Requirements –
Extract all of the data and reproduce it precisely.
○ ○ ○
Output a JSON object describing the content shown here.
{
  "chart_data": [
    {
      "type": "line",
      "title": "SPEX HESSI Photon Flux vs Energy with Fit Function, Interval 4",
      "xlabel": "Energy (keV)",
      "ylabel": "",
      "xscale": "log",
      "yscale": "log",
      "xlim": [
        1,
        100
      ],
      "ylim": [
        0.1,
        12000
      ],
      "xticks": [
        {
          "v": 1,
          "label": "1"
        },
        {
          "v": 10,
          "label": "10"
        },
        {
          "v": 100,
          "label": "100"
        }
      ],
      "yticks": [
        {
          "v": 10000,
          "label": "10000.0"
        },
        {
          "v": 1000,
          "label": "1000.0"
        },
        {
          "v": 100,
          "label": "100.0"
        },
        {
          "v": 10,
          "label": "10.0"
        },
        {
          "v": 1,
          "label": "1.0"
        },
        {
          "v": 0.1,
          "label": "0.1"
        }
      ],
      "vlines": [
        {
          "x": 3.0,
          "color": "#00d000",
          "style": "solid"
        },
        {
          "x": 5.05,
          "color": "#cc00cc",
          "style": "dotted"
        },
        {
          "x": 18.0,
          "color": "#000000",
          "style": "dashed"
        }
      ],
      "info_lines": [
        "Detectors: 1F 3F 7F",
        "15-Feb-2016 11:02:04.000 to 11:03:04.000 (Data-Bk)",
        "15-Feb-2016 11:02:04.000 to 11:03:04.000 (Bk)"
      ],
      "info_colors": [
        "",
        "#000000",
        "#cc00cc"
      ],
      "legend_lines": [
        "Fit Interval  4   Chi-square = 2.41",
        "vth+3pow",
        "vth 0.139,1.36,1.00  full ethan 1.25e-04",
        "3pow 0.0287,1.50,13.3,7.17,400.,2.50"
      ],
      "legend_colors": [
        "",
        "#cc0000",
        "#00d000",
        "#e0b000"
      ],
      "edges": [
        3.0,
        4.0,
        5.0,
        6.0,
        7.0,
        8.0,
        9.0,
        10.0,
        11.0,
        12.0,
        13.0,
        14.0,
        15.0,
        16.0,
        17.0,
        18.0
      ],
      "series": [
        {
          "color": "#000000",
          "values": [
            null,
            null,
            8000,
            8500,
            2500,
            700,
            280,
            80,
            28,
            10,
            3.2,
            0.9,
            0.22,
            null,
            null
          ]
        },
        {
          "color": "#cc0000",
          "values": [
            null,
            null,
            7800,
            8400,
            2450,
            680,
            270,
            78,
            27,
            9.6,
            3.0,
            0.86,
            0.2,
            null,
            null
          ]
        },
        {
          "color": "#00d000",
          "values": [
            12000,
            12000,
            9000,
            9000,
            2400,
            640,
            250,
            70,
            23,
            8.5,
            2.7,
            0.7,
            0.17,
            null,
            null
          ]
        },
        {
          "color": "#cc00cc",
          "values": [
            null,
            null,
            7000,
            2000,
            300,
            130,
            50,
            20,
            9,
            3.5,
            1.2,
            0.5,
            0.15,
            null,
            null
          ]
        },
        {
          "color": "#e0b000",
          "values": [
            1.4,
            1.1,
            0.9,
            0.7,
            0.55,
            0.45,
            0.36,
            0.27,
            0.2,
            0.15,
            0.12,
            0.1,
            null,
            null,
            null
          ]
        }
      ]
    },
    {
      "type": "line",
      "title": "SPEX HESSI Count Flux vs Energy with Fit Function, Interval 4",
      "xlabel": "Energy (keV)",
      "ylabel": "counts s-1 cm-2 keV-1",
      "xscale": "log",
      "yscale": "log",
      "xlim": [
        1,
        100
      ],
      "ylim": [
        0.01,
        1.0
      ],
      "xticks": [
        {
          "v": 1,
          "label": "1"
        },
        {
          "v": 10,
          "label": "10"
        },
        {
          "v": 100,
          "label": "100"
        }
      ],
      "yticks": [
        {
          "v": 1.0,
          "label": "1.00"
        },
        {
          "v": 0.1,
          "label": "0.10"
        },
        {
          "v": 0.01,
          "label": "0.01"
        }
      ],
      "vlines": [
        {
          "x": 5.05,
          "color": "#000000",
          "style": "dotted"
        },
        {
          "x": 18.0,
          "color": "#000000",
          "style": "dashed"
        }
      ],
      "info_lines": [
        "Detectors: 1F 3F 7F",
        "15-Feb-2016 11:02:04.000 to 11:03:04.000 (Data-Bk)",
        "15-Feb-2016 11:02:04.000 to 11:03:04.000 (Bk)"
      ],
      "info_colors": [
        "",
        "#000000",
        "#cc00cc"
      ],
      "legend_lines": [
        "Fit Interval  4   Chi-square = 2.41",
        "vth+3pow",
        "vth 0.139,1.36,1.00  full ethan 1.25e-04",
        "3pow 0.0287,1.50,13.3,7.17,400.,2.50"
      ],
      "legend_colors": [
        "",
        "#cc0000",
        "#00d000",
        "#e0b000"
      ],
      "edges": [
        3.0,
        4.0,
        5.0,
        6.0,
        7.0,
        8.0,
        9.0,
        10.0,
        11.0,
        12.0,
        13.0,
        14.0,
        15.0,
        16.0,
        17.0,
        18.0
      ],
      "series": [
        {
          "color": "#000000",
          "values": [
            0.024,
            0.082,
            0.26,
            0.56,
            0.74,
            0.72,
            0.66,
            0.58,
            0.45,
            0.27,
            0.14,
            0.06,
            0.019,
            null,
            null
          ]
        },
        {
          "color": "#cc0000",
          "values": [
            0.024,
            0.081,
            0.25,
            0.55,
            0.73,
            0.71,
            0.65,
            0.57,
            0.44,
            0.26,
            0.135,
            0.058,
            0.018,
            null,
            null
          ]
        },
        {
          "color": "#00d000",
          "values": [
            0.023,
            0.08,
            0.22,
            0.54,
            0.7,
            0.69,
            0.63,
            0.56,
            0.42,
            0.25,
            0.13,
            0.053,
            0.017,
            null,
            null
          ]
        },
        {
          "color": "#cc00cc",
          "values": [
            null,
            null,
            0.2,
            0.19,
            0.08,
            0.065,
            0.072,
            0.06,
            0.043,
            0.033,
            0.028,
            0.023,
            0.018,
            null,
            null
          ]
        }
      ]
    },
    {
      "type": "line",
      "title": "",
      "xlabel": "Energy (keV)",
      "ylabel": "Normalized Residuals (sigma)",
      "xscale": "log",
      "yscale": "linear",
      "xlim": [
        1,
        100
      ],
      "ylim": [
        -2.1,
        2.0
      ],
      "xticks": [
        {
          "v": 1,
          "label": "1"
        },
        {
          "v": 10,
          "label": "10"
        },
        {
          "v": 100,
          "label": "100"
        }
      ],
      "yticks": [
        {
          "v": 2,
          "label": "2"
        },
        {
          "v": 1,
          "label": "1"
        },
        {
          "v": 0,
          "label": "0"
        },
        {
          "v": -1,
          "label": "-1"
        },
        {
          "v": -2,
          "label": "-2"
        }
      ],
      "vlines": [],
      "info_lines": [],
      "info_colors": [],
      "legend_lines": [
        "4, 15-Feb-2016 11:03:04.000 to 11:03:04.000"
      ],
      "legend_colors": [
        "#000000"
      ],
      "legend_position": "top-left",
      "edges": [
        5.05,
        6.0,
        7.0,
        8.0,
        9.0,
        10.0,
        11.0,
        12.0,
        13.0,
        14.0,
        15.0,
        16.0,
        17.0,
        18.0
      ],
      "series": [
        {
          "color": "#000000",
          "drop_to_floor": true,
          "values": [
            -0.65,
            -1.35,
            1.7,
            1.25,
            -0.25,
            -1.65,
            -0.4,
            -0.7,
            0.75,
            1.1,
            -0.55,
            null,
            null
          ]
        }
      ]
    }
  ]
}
○ ○ ○
Result below –
Output a JSON object describing the content shown here.
{
  "chart_data": [
    {
      "type": "line",
      "title": "SPEX HESSI Photon Flux vs Energy with Fit Function, Interval 4",
      "xlabel": "Energy (keV)",
      "ylabel": "",
      "xscale": "log",
      "yscale": "log",
      "xlim": [
        1,
        100
      ],
      "ylim": [
        0.1,
        12000
      ],
      "xticks": [
        {
          "v": 1,
          "label": "1"
        },
        {
          "v": 10,
          "label": "10"
        },
        {
          "v": 100,
          "label": "100"
        }
      ],
      "yticks": [
        {
          "v": 10000,
          "label": "10000.0"
        },
        {
          "v": 1000,
          "label": "1000.0"
        },
        {
          "v": 100,
          "label": "100.0"
        },
        {
          "v": 10,
          "label": "10.0"
        },
        {
          "v": 1,
          "label": "1.0"
        },
        {
          "v": 0.1,
          "label": "0.1"
        }
      ],
      "vlines": [
        {
          "x": 3.0,
          "color": "#00d000",
          "style": "solid"
        },
        {
          "x": 5.05,
          "color": "#cc00cc",
          "style": "dotted"
        },
        {
          "x": 18.0,
          "color": "#000000",
          "style": "dashed"
        }
      ],
      "info_lines": [
        "Detectors: 1F 3F 7F",
        "15-Feb-2016 11:02:04.000 to 11:03:04.000 (Data-Bk)",
        "15-Feb-2016 11:02:04.000 to 11:03:04.000 (Bk)"
      ],
      "info_colors": [
        "",
        "#000000",
        "#cc00cc"
      ],
      "legend_lines": [
        "Fit Interval  4   Chi-square = 2.41",
        "vth+3pow",
        "vth 0.139,1.36,1.00  full ethan 1.25e-04",
        "3pow 0.0287,1.50,13.3,7.17,400.,2.50"
      ],
      "legend_colors": [
        "",
        "#cc0000",
        "#00d000",
        "#e0b000"
      ],
      "edges": [
        3.0,
        4.0,
        5.0,
        6.0,
        7.0,
        8.0,
        9.0,
        10.0,
        11.0,
        12.0,
        13.0,
        14.0,
        15.0,
        16.0,
        17.0,
        18.0
      ],
      "series": [
        {
          "color": "#000000",
          "values": [
            null,
            null,
            8000,
            8500,
            2500,
            700,
            280,
            80,
            28,
            10,
            3.2,
            0.9,
            0.22,
            null,
            null
          ]
        },
        {
          "color": "#cc0000",
          "values": [
            null,
            null,
            7800,
            8400,
            2450,
            680,
            270,
            78,
            27,
            9.6,
            3.0,
            0.86,
            0.2,
            null,
            null
          ]
        },
        {
          "color": "#00d000",
          "values": [
            12000,
            12000,
            9000,
            9000,
            2400,
            640,
            250,
            70,
            23,
            8.5,
            2.7,
            0.7,
            0.17,
            null,
            null
          ]
        },
        {
          "color": "#cc00cc",
          "values": [
            null,
            null,
            7000,
            2000,
            300,
            130,
            50,
            20,
            9,
            3.5,
            1.2,
            0.5,
            0.15,
            null,
            null
          ]
        },
        {
          "color": "#e0b000",
          "values": [
            1.4,
            1.1,
            0.9,
            0.7,
            0.55,
            0.45,
            0.36,
            0.27,
            0.2,
            0.15,
            0.12,
            0.1,
            null,
            null,
            null
          ]
        }
      ]
    },
    {
      "type": "line",
      "title": "SPEX HESSI Count Flux vs Energy with Fit Function, Interval 4",
      "xlabel": "Energy (keV)",
      "ylabel": "counts s-1 cm-2 keV-1",
      "xscale": "log",
      "yscale": "log",
      "xlim": [
        1,
        100
      ],
      "ylim": [
        0.01,
        1.0
      ],
      "xticks": [
        {
          "v": 1,
          "label": "1"
        },
        {
          "v": 10,
          "label": "10"
        },
        {
          "v": 100,
          "label": "100"
        }
      ],
      "yticks": [
        {
          "v": 1.0,
          "label": "1.00"
        },
        {
          "v": 0.1,
          "label": "0.10"
        },
        {
          "v": 0.01,
          "label": "0.01"
        }
      ],
      "vlines": [
        {
          "x": 5.05,
          "color": "#000000",
          "style": "dotted"
        },
        {
          "x": 18.0,
          "color": "#000000",
          "style": "dashed"
        }
      ],
      "info_lines": [
        "Detectors: 1F 3F 7F",
        "15-Feb-2016 11:02:04.000 to 11:03:04.000 (Data-Bk)",
        "15-Feb-2016 11:02:04.000 to 11:03:04.000 (Bk)"
      ],
      "info_colors": [
        "",
        "#000000",
        "#cc00cc"
      ],
      "legend_lines": [
        "Fit Interval  4   Chi-square = 2.41",
        "vth+3pow",
        "vth 0.139,1.36,1.00  full ethan 1.25e-04",
        "3pow 0.0287,1.50,13.3,7.17,400.,2.50"
      ],
      "legend_colors": [
        "",
        "#cc0000",
        "#00d000",
        "#e0b000"
      ],
      "edges": [
        3.0,
        4.0,
        5.0,
        6.0,
        7.0,
        8.0,
        9.0,
        10.0,
        11.0,
        12.0,
        13.0,
        14.0,
        15.0,
        16.0,
        17.0,
        18.0
      ],
      "series": [
        {
          "color": "#000000",
          "values": [
            0.024,
            0.082,
            0.26,
            0.56,
            0.74,
            0.72,
            0.66,
            0.58,
            0.45,
            0.27,
            0.14,
            0.06,
            0.019,
            null,
            null
          ]
        },
        {
          "color": "#cc0000",
          "values": [
            0.024,
            0.081,
            0.25,
            0.55,
            0.73,
            0.71,
            0.65,
            0.57,
            0.44,
            0.26,
            0.135,
            0.058,
            0.018,
            null,
            null
          ]
        },
        {
          "color": "#00d000",
          "values": [
            0.023,
            0.08,
            0.22,
            0.54,
            0.7,
            0.69,
            0.63,
            0.56,
            0.42,
            0.25,
            0.13,
            0.053,
            0.017,
            null,
            null
          ]
        },
        {
          "color": "#cc00cc",
          "values": [
            null,
            null,
            0.2,
            0.19,
            0.08,
            0.065,
            0.072,
            0.06,
            0.043,
            0.033,
            0.028,
            0.023,
            0.018,
            null,
            null
          ]
        }
      ]
    },
    {
      "type": "line",
      "title": "",
      "xlabel": "Energy (keV)",
      "ylabel": "Normalized Residuals (sigma)",
      "xscale": "log",
      "yscale": "linear",
      "xlim": [
        1,
        100
      ],
      "ylim": [
        -2.1,
        2.0
      ],
      "xticks": [
        {
          "v": 1,
          "label": "1"
        },
        {
          "v": 10,
          "label": "10"
        },
        {
          "v": 100,
          "label": "100"
        }
      ],
      "yticks": [
        {
          "v": 2,
          "label": "2"
        },
        {
          "v": 1,
          "label": "1"
        },
        {
          "v": 0,
          "label": "0"
        },
        {
          "v": -1,
          "label": "-1"
        },
        {
          "v": -2,
          "label": "-2"
        }
      ],
      "vlines": [],
      "info_lines": [],
      "info_colors": [],
      "legend_lines": [
        "4, 15-Feb-2016 11:03:04.000 to 11:03:04.000"
      ],
      "legend_colors": [
        "#000000"
      ],
      "legend_position": "top-left",
      "edges": [
        5.05,
        6.0,
        7.0,
        8.0,
        9.0,
        10.0,
        11.0,
        12.0,
        13.0,
        14.0,
        15.0,
        16.0,
        17.0,
        18.0
      ],
      "series": [
        {
          "color": "#000000",
          "drop_to_floor": true,
          "values": [
            -0.65,
            -1.35,
            1.7,
            1.25,
            -0.25,
            -1.65,
            -0.4,
            -0.7,
            0.75,
            1.1,
            -0.55,
            null,
            null
          ]
        }
      ]
    }
  ]
}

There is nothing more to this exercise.